YOUR GOAL >> Write out the records beneath this line exactly as they appear, minus any images.

# # #

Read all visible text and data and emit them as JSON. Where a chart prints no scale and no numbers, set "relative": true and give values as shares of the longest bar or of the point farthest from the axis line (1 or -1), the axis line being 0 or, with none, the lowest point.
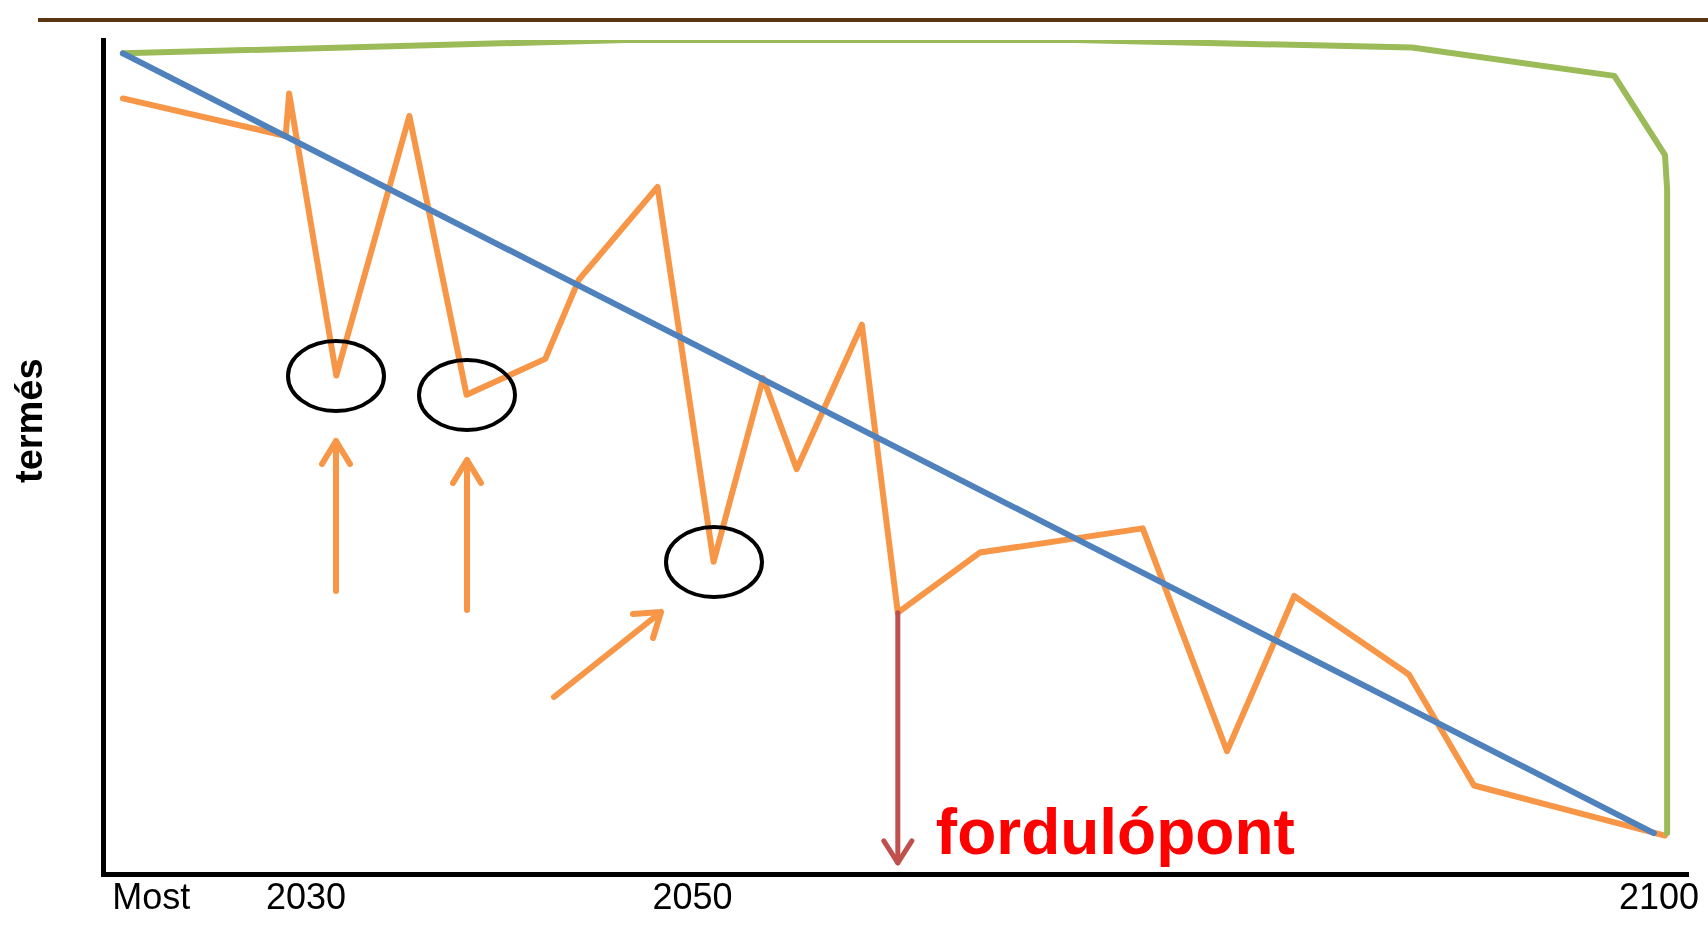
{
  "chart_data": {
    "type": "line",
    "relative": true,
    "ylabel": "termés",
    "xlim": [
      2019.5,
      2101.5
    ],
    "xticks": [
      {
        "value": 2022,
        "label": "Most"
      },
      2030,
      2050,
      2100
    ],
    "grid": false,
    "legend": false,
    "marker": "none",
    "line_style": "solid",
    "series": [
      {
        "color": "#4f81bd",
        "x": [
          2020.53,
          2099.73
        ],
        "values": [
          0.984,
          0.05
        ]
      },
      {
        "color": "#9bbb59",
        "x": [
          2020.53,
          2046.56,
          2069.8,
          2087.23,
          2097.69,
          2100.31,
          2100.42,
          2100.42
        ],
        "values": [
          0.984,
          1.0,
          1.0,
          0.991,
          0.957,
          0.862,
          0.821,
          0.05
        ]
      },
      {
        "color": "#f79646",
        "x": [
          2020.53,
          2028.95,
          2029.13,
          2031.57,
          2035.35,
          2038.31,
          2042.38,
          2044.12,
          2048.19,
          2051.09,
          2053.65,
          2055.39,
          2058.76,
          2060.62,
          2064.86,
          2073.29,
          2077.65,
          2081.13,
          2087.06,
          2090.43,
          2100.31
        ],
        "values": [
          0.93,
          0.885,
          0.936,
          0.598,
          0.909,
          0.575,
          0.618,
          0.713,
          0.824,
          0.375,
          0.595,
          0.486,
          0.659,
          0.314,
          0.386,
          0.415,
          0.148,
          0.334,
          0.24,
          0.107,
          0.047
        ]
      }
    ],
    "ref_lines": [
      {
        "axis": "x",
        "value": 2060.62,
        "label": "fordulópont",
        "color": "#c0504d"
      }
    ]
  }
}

# # #

FINISHED EXERCISE >>
Read all visible text and data and emit them as JSON. Where a chart prints no scale and no numbers, set "relative": true and give values as shares of the longest bar or of the point farthest from the axis line (1 or -1), the axis line being 0 or, with none, the lowest point.
{
  "chart_data": {
    "type": "line",
    "relative": true,
    "ylabel": "termés",
    "xlim": [
      2019.5,
      2101.5
    ],
    "xticks": [
      {
        "value": 2022,
        "label": "Most"
      },
      2030,
      2050,
      2100
    ],
    "grid": false,
    "legend": false,
    "marker": "none",
    "line_style": "solid",
    "series": [
      {
        "color": "#4f81bd",
        "x": [
          2020.53,
          2099.73
        ],
        "values": [
          0.984,
          0.05
        ]
      },
      {
        "color": "#9bbb59",
        "x": [
          2020.53,
          2046.56,
          2069.8,
          2087.23,
          2097.69,
          2100.31,
          2100.42,
          2100.42
        ],
        "values": [
          0.984,
          1.0,
          1.0,
          0.991,
          0.957,
          0.862,
          0.821,
          0.05
        ]
      },
      {
        "color": "#f79646",
        "x": [
          2020.53,
          2028.95,
          2029.13,
          2031.57,
          2035.35,
          2038.31,
          2042.38,
          2044.12,
          2048.19,
          2051.09,
          2053.65,
          2055.39,
          2058.76,
          2060.62,
          2064.86,
          2073.29,
          2077.65,
          2081.13,
          2087.06,
          2090.43,
          2100.31
        ],
        "values": [
          0.93,
          0.885,
          0.936,
          0.598,
          0.909,
          0.575,
          0.618,
          0.713,
          0.824,
          0.375,
          0.595,
          0.486,
          0.659,
          0.314,
          0.386,
          0.415,
          0.148,
          0.334,
          0.24,
          0.107,
          0.047
        ]
      }
    ],
    "ref_lines": [
      {
        "axis": "x",
        "value": 2060.62,
        "label": "fordulópont",
        "color": "#c0504d"
      }
    ]
  }
}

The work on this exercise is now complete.